All of the records below need to be copied exactly.

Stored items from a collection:
☆ ☆ ☆ ☆ ☆

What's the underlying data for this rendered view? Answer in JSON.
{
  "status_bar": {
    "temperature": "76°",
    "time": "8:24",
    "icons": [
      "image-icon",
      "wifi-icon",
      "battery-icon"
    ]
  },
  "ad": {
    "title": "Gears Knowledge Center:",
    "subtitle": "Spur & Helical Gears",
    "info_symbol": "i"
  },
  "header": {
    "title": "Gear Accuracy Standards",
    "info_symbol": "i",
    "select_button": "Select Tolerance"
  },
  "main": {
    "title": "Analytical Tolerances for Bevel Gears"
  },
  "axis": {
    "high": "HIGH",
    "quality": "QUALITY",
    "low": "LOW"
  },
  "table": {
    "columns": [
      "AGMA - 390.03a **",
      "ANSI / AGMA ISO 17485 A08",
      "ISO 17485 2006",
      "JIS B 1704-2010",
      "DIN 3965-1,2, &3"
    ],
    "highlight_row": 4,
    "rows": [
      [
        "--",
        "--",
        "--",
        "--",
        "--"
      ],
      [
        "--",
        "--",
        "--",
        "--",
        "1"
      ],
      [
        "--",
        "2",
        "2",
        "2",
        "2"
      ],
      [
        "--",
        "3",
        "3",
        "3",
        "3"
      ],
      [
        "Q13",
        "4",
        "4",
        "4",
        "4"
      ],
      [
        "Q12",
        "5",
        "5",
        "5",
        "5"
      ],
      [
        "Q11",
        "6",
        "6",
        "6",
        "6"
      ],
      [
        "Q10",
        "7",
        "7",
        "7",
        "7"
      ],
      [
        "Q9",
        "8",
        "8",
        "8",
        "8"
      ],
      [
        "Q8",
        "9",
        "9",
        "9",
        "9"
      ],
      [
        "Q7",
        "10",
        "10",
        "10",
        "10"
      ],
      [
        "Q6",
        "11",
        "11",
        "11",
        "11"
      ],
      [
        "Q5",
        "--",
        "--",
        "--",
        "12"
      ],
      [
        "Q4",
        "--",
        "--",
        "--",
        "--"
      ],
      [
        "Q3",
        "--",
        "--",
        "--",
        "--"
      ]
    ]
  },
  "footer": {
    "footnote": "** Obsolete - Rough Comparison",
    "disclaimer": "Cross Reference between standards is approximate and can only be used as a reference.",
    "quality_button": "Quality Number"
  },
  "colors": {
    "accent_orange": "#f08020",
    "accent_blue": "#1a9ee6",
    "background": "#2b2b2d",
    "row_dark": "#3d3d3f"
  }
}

☆ ☆ ☆ ☆ ☆

_SOLUTION BELOW_:
What's the underlying data for this rendered view? Answer in JSON.
{
  "status_bar": {
    "temperature": "76°",
    "time": "8:24",
    "icons": [
      "image-icon",
      "wifi-icon",
      "battery-icon"
    ]
  },
  "ad": {
    "title": "Gears Knowledge Center:",
    "subtitle": "Spur & Helical Gears",
    "info_symbol": "i"
  },
  "header": {
    "title": "Gear Accuracy Standards",
    "info_symbol": "i",
    "select_button": "Select Tolerance"
  },
  "main": {
    "title": "Analytical Tolerances for Bevel Gears"
  },
  "axis": {
    "high": "HIGH",
    "quality": "QUALITY",
    "low": "LOW"
  },
  "table": {
    "columns": [
      "AGMA - 390.03a **",
      "ANSI / AGMA ISO 17485 A08",
      "ISO 17485 2006",
      "JIS B 1704-2010",
      "DIN 3965-1,2, &3"
    ],
    "highlight_row": 4,
    "rows": [
      [
        "--",
        "--",
        "--",
        "--",
        "--"
      ],
      [
        "--",
        "--",
        "--",
        "--",
        "1"
      ],
      [
        "--",
        "2",
        "2",
        "2",
        "2"
      ],
      [
        "--",
        "3",
        "3",
        "3",
        "3"
      ],
      [
        "Q13",
        "4",
        "4",
        "4",
        "4"
      ],
      [
        "Q12",
        "5",
        "5",
        "5",
        "5"
      ],
      [
        "Q11",
        "6",
        "6",
        "6",
        "6"
      ],
      [
        "Q10",
        "7",
        "7",
        "7",
        "7"
      ],
      [
        "Q9",
        "8",
        "8",
        "8",
        "8"
      ],
      [
        "Q8",
        "9",
        "9",
        "9",
        "9"
      ],
      [
        "Q7",
        "10",
        "10",
        "10",
        "10"
      ],
      [
        "Q6",
        "11",
        "11",
        "11",
        "11"
      ],
      [
        "Q5",
        "--",
        "--",
        "--",
        "12"
      ],
      [
        "Q4",
        "--",
        "--",
        "--",
        "--"
      ],
      [
        "Q3",
        "--",
        "--",
        "--",
        "--"
      ]
    ]
  },
  "footer": {
    "footnote": "** Obsolete - Rough Comparison",
    "disclaimer": "Cross Reference between standards is approximate and can only be used as a reference.",
    "quality_button": "Quality Number"
  },
  "colors": {
    "accent_orange": "#f08020",
    "accent_blue": "#1a9ee6",
    "background": "#2b2b2d",
    "row_dark": "#3d3d3f"
  }
}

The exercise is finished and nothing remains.